WRITTEN EXERCISE:
Copy each of the entries below faithfully, setting aside any pictures.

══════════

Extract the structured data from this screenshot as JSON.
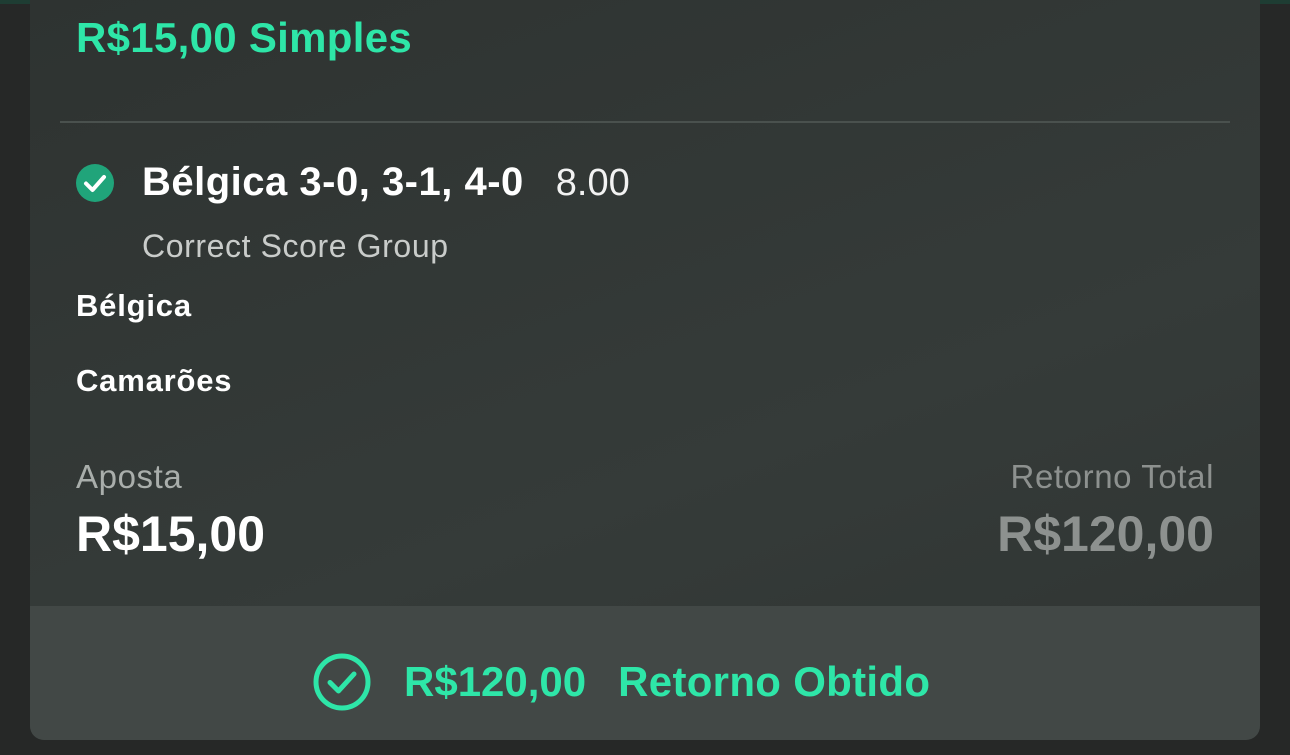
{
  "bet": {
    "header": "R$15,00 Simples",
    "status_icon": "check-circle-filled-icon",
    "selection": "Bélgica 3-0, 3-1, 4-0",
    "odds": "8.00",
    "market": "Correct Score Group",
    "teams": [
      "Bélgica",
      "Camarões"
    ],
    "stake_label": "Aposta",
    "stake_value": "R$15,00",
    "return_label": "Retorno Total",
    "return_value": "R$120,00"
  },
  "footer": {
    "icon": "check-circle-outline-icon",
    "amount": "R$120,00",
    "label": "Retorno Obtido"
  },
  "colors": {
    "accent": "#2ee6a8",
    "card_bg": "#323836",
    "footer_bg": "#424846",
    "muted_text": "#8d918f"
  }
}
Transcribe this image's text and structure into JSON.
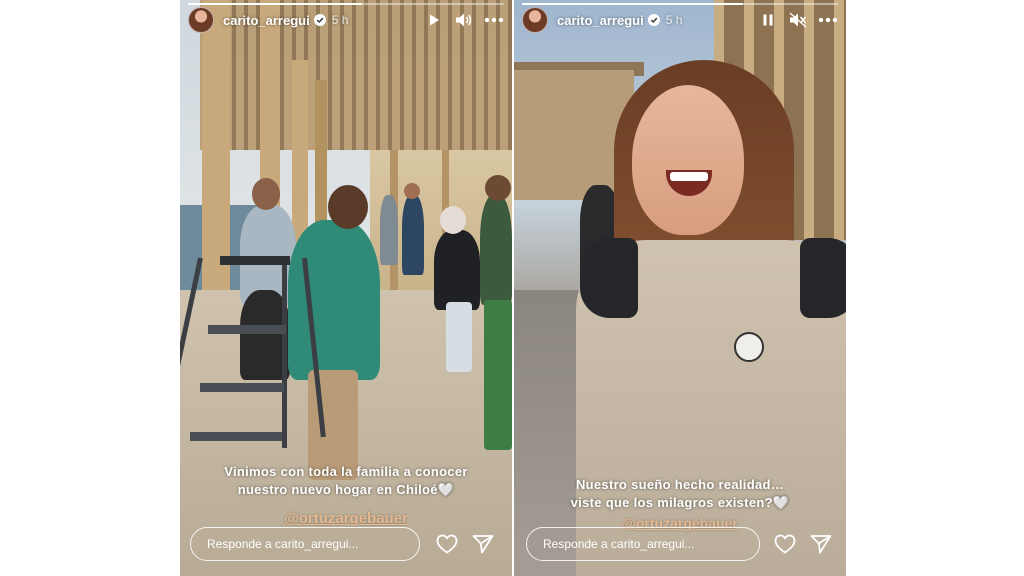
{
  "stories": [
    {
      "username": "carito_arregui",
      "time": "5 h",
      "progress": 0.55,
      "playback_icon": "play-icon",
      "sound_icon": "volume-on-icon",
      "caption_lines": [
        "Vinimos con toda la familia a conocer",
        "nuestro nuevo hogar en Chiloé🤍"
      ],
      "mention": "@ortuzargebauer",
      "reply_placeholder": "Responde a carito_arregui..."
    },
    {
      "username": "carito_arregui",
      "time": "5 h",
      "progress": 0.7,
      "playback_icon": "pause-icon",
      "sound_icon": "volume-muted-icon",
      "caption_lines": [
        "Nuestro sueño hecho realidad…",
        "viste que los milagros existen?🤍"
      ],
      "mention": "@ortuzargebauer",
      "reply_placeholder": "Responde a carito_arregui..."
    }
  ],
  "colors": {
    "text": "#ffffff",
    "verified_badge": "#ffffff",
    "mention": "#e4b890"
  }
}
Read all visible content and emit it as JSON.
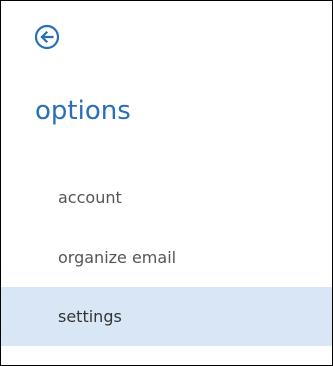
{
  "colors": {
    "accent": "#2a6fb6",
    "text_muted": "#555555",
    "selected_background": "#d9e6f6"
  },
  "header": {
    "back_icon": "circle-arrow-left-icon",
    "title": "options"
  },
  "menu": {
    "items": [
      {
        "label": "account",
        "selected": false
      },
      {
        "label": "organize email",
        "selected": false
      },
      {
        "label": "settings",
        "selected": true
      }
    ]
  }
}
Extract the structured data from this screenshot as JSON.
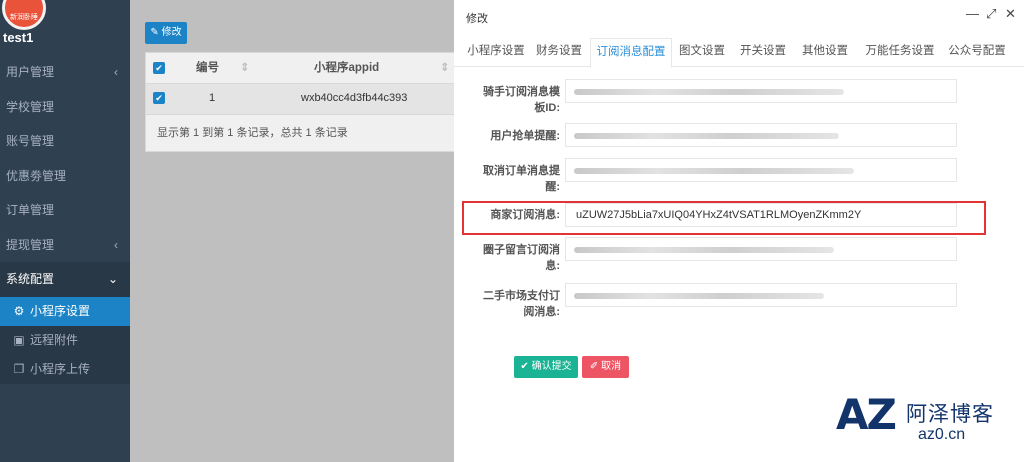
{
  "sidebar": {
    "logo_text": "新润卧睡",
    "username": "test1",
    "items": [
      {
        "label": "用户管理",
        "chevron": "‹"
      },
      {
        "label": "学校管理",
        "chevron": ""
      },
      {
        "label": "账号管理",
        "chevron": ""
      },
      {
        "label": "优惠劵管理",
        "chevron": ""
      },
      {
        "label": "订单管理",
        "chevron": ""
      },
      {
        "label": "提现管理",
        "chevron": "‹"
      },
      {
        "label": "系统配置",
        "chevron": "⌄"
      }
    ],
    "sub_items": [
      {
        "label": "小程序设置",
        "icon": "gear-icon"
      },
      {
        "label": "远程附件",
        "icon": "image-icon"
      },
      {
        "label": "小程序上传",
        "icon": "copy-icon"
      }
    ]
  },
  "main": {
    "edit_button": "✎ 修改",
    "table": {
      "headers": [
        "编号",
        "小程序appid"
      ],
      "rows": [
        {
          "id": "1",
          "appid": "wxb40cc4d3fb44c393"
        }
      ],
      "footer": "显示第 1 到第 1 条记录，总共 1 条记录"
    }
  },
  "modal": {
    "title": "修改",
    "controls": {
      "minimize": "—",
      "restore": "⤢",
      "close": "✕"
    },
    "tabs": [
      "小程序设置",
      "财务设置",
      "订阅消息配置",
      "图文设置",
      "开关设置",
      "其他设置",
      "万能任务设置",
      "公众号配置"
    ],
    "active_tab": "订阅消息配置",
    "fields": [
      {
        "label_lines": [
          "骑手订阅消息模",
          "板ID:"
        ],
        "value": ""
      },
      {
        "label_lines": [
          "用户抢单提醒:"
        ],
        "value": ""
      },
      {
        "label_lines": [
          "取消订单消息提",
          "醒:"
        ],
        "value": ""
      },
      {
        "label_lines": [
          "商家订阅消息:"
        ],
        "value": "uZUW27J5bLia7xUIQ04YHxZ4tVSAT1RLMOyenZKmm2Y"
      },
      {
        "label_lines": [
          "圈子留言订阅消",
          "息:"
        ],
        "value": ""
      },
      {
        "label_lines": [
          "二手市场支付订",
          "阅消息:"
        ],
        "value": ""
      }
    ],
    "submit_label": "✔ 确认提交",
    "cancel_label": "✐ 取消"
  },
  "watermark": {
    "logo": "AZ",
    "site_name": "阿泽博客",
    "url": "az0.cn"
  },
  "colors": {
    "sidebar_bg": "#2f4050",
    "primary": "#1c84c6",
    "success": "#1ab394",
    "danger": "#ed5565",
    "highlight_border": "#e53333"
  }
}
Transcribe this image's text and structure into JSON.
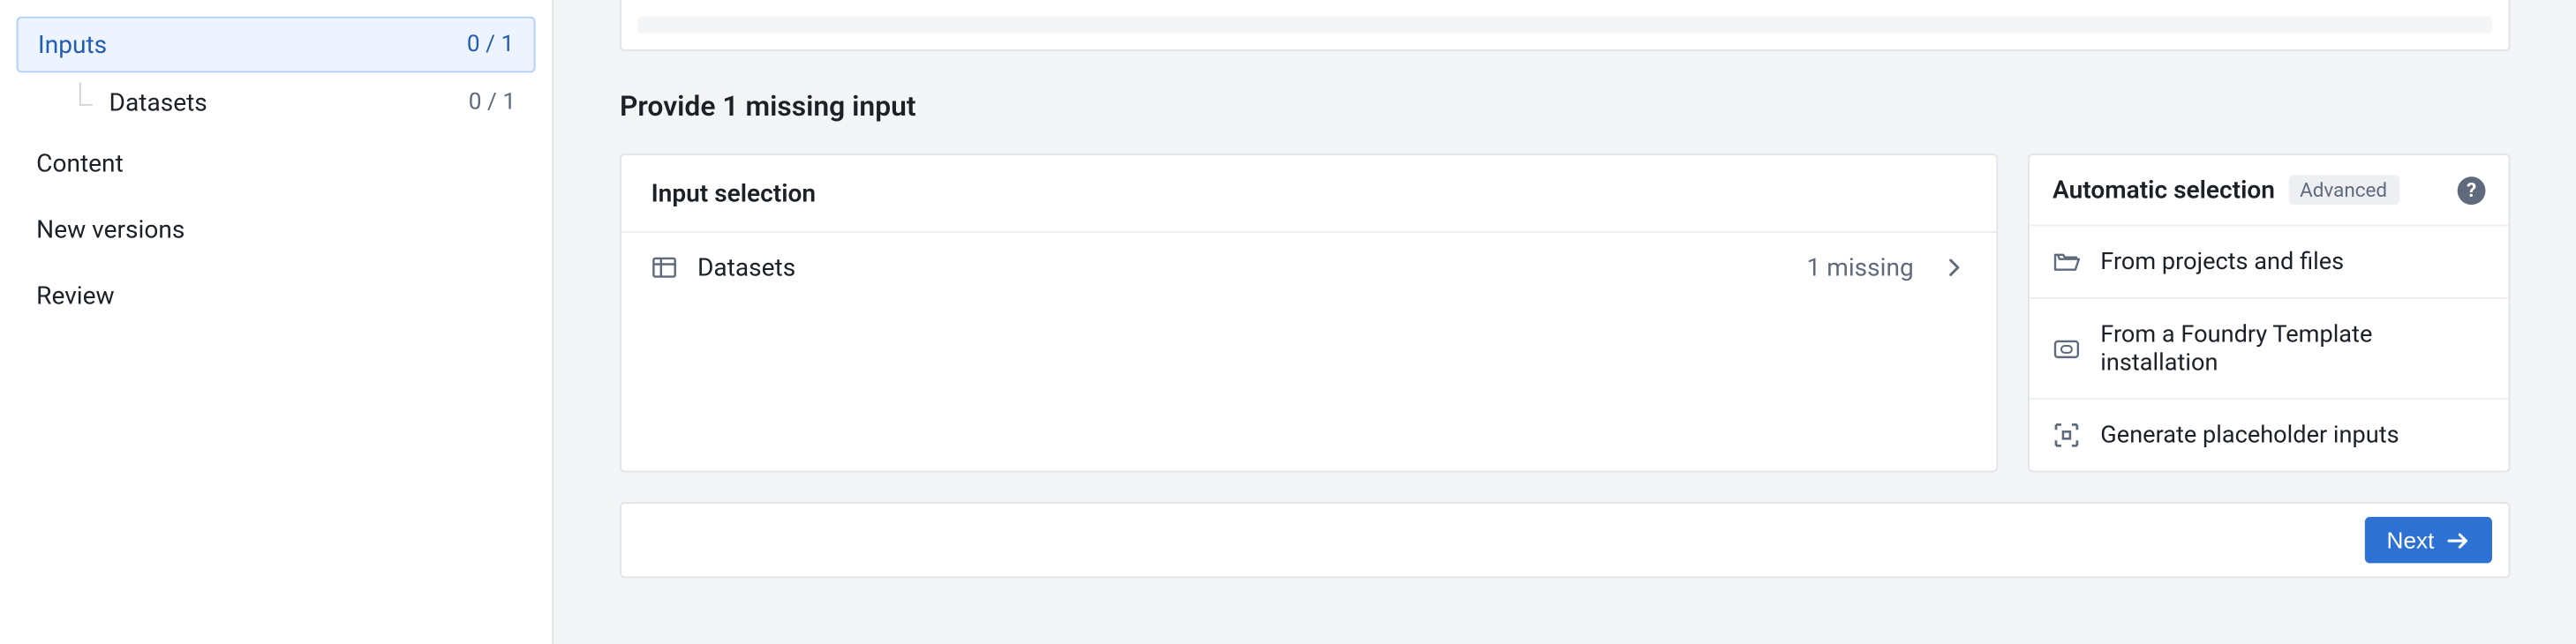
{
  "sidebar": {
    "inputs": {
      "label": "Inputs",
      "count": "0 / 1"
    },
    "datasets": {
      "label": "Datasets",
      "count": "0 / 1"
    },
    "content": "Content",
    "new_versions": "New versions",
    "review": "Review"
  },
  "main": {
    "section_title": "Provide 1 missing input",
    "input_selection": {
      "header": "Input selection",
      "rows": [
        {
          "label": "Datasets",
          "status": "1 missing"
        }
      ]
    },
    "auto_selection": {
      "title": "Automatic selection",
      "badge": "Advanced",
      "items": [
        "From projects and files",
        "From a Foundry Template installation",
        "Generate placeholder inputs"
      ]
    },
    "footer": {
      "next": "Next"
    }
  }
}
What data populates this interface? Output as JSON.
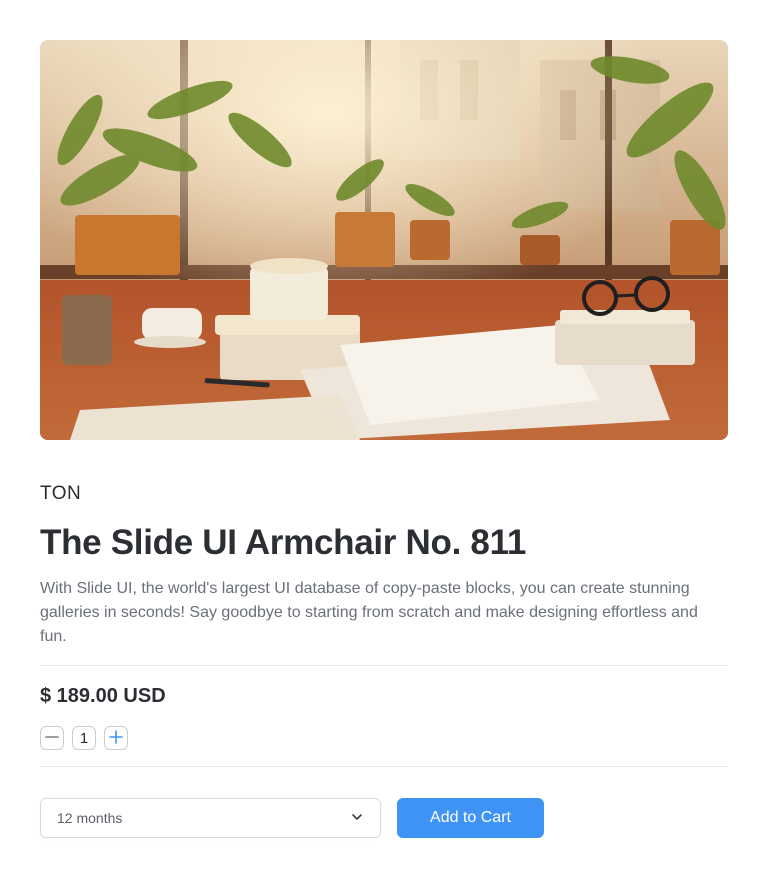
{
  "product": {
    "image_alt": "Sunlit desk with papers, potted plants, coffee cup and glasses",
    "brand": "TON",
    "title": "The Slide UI Armchair No. 811",
    "description": "With Slide UI, the world's largest UI database of copy-paste blocks, you can create stunning galleries in seconds! Say goodbye to starting from scratch and make designing effortless and fun.",
    "price": "$ 189.00 USD"
  },
  "quantity": {
    "value": "1",
    "decrement_icon": "minus-icon",
    "increment_icon": "plus-icon"
  },
  "plan_select": {
    "selected": "12 months",
    "icon": "chevron-down-icon"
  },
  "cart": {
    "add_label": "Add to Cart"
  },
  "colors": {
    "accent": "#3f93f5",
    "text": "#2b2e33",
    "muted": "#6a6f78",
    "border": "#c9ccd1"
  }
}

══════════

FINISHED EXERCISE:
Extract the structured data from this screenshot as JSON.
{
  "bet": {
    "header": "R$15,00 Simples",
    "status_icon": "check-circle-filled-icon",
    "selection": "Bélgica 3-0, 3-1, 4-0",
    "odds": "8.00",
    "market": "Correct Score Group",
    "teams": [
      "Bélgica",
      "Camarões"
    ],
    "stake_label": "Aposta",
    "stake_value": "R$15,00",
    "return_label": "Retorno Total",
    "return_value": "R$120,00"
  },
  "footer": {
    "icon": "check-circle-outline-icon",
    "amount": "R$120,00",
    "label": "Retorno Obtido"
  },
  "colors": {
    "accent": "#2ee6a8",
    "card_bg": "#323836",
    "footer_bg": "#424846",
    "muted_text": "#8d918f"
  }
}
Transcribe this image's text and structure into JSON.
{
  "stories": [
    {
      "username": "carito_arregui",
      "time": "5 h",
      "progress": 0.55,
      "playback_icon": "play-icon",
      "sound_icon": "volume-on-icon",
      "caption_lines": [
        "Vinimos con toda la familia a conocer",
        "nuestro nuevo hogar en Chiloé🤍"
      ],
      "mention": "@ortuzargebauer",
      "reply_placeholder": "Responde a carito_arregui..."
    },
    {
      "username": "carito_arregui",
      "time": "5 h",
      "progress": 0.7,
      "playback_icon": "pause-icon",
      "sound_icon": "volume-muted-icon",
      "caption_lines": [
        "Nuestro sueño hecho realidad…",
        "viste que los milagros existen?🤍"
      ],
      "mention": "@ortuzargebauer",
      "reply_placeholder": "Responde a carito_arregui..."
    }
  ],
  "colors": {
    "text": "#ffffff",
    "verified_badge": "#ffffff",
    "mention": "#e4b890"
  }
}
Read all visible content and emit it as JSON.
{
  "colors": {
    "accent": "#2a6fb6",
    "text_muted": "#555555",
    "selected_background": "#d9e6f6"
  },
  "header": {
    "back_icon": "circle-arrow-left-icon",
    "title": "options"
  },
  "menu": {
    "items": [
      {
        "label": "account",
        "selected": false
      },
      {
        "label": "organize email",
        "selected": false
      },
      {
        "label": "settings",
        "selected": true
      }
    ]
  }
}
Extract the structured data from this screenshot as JSON.
{
  "sidebar": {
    "logo_text": "新润卧睡",
    "username": "test1",
    "items": [
      {
        "label": "用户管理",
        "chevron": "‹"
      },
      {
        "label": "学校管理",
        "chevron": ""
      },
      {
        "label": "账号管理",
        "chevron": ""
      },
      {
        "label": "优惠劵管理",
        "chevron": ""
      },
      {
        "label": "订单管理",
        "chevron": ""
      },
      {
        "label": "提现管理",
        "chevron": "‹"
      },
      {
        "label": "系统配置",
        "chevron": "⌄"
      }
    ],
    "sub_items": [
      {
        "label": "小程序设置",
        "icon": "gear-icon"
      },
      {
        "label": "远程附件",
        "icon": "image-icon"
      },
      {
        "label": "小程序上传",
        "icon": "copy-icon"
      }
    ]
  },
  "main": {
    "edit_button": "✎ 修改",
    "table": {
      "headers": [
        "编号",
        "小程序appid"
      ],
      "rows": [
        {
          "id": "1",
          "appid": "wxb40cc4d3fb44c393"
        }
      ],
      "footer": "显示第 1 到第 1 条记录，总共 1 条记录"
    }
  },
  "modal": {
    "title": "修改",
    "controls": {
      "minimize": "—",
      "restore": "⤢",
      "close": "✕"
    },
    "tabs": [
      "小程序设置",
      "财务设置",
      "订阅消息配置",
      "图文设置",
      "开关设置",
      "其他设置",
      "万能任务设置",
      "公众号配置"
    ],
    "active_tab": "订阅消息配置",
    "fields": [
      {
        "label_lines": [
          "骑手订阅消息模",
          "板ID:"
        ],
        "value": ""
      },
      {
        "label_lines": [
          "用户抢单提醒:"
        ],
        "value": ""
      },
      {
        "label_lines": [
          "取消订单消息提",
          "醒:"
        ],
        "value": ""
      },
      {
        "label_lines": [
          "商家订阅消息:"
        ],
        "value": "uZUW27J5bLia7xUIQ04YHxZ4tVSAT1RLMOyenZKmm2Y"
      },
      {
        "label_lines": [
          "圈子留言订阅消",
          "息:"
        ],
        "value": ""
      },
      {
        "label_lines": [
          "二手市场支付订",
          "阅消息:"
        ],
        "value": ""
      }
    ],
    "submit_label": "✔ 确认提交",
    "cancel_label": "✐ 取消"
  },
  "watermark": {
    "logo": "AZ",
    "site_name": "阿泽博客",
    "url": "az0.cn"
  },
  "colors": {
    "sidebar_bg": "#2f4050",
    "primary": "#1c84c6",
    "success": "#1ab394",
    "danger": "#ed5565",
    "highlight_border": "#e53333"
  }
}
Transcribe this image's text and structure into JSON.
{
  "sidebar": {
    "inputs": {
      "label": "Inputs",
      "count": "0 / 1"
    },
    "datasets": {
      "label": "Datasets",
      "count": "0 / 1"
    },
    "content": "Content",
    "new_versions": "New versions",
    "review": "Review"
  },
  "main": {
    "section_title": "Provide 1 missing input",
    "input_selection": {
      "header": "Input selection",
      "rows": [
        {
          "label": "Datasets",
          "status": "1 missing"
        }
      ]
    },
    "auto_selection": {
      "title": "Automatic selection",
      "badge": "Advanced",
      "items": [
        "From projects and files",
        "From a Foundry Template installation",
        "Generate placeholder inputs"
      ]
    },
    "footer": {
      "next": "Next"
    }
  }
}
What data populates this interface? Output as JSON.
{
  "product": {
    "image_alt": "Sunlit desk with papers, potted plants, coffee cup and glasses",
    "brand": "TON",
    "title": "The Slide UI Armchair No. 811",
    "description": "With Slide UI, the world's largest UI database of copy-paste blocks, you can create stunning galleries in seconds! Say goodbye to starting from scratch and make designing effortless and fun.",
    "price": "$ 189.00 USD"
  },
  "quantity": {
    "value": "1",
    "decrement_icon": "minus-icon",
    "increment_icon": "plus-icon"
  },
  "plan_select": {
    "selected": "12 months",
    "icon": "chevron-down-icon"
  },
  "cart": {
    "add_label": "Add to Cart"
  },
  "colors": {
    "accent": "#3f93f5",
    "text": "#2b2e33",
    "muted": "#6a6f78",
    "border": "#c9ccd1"
  }
}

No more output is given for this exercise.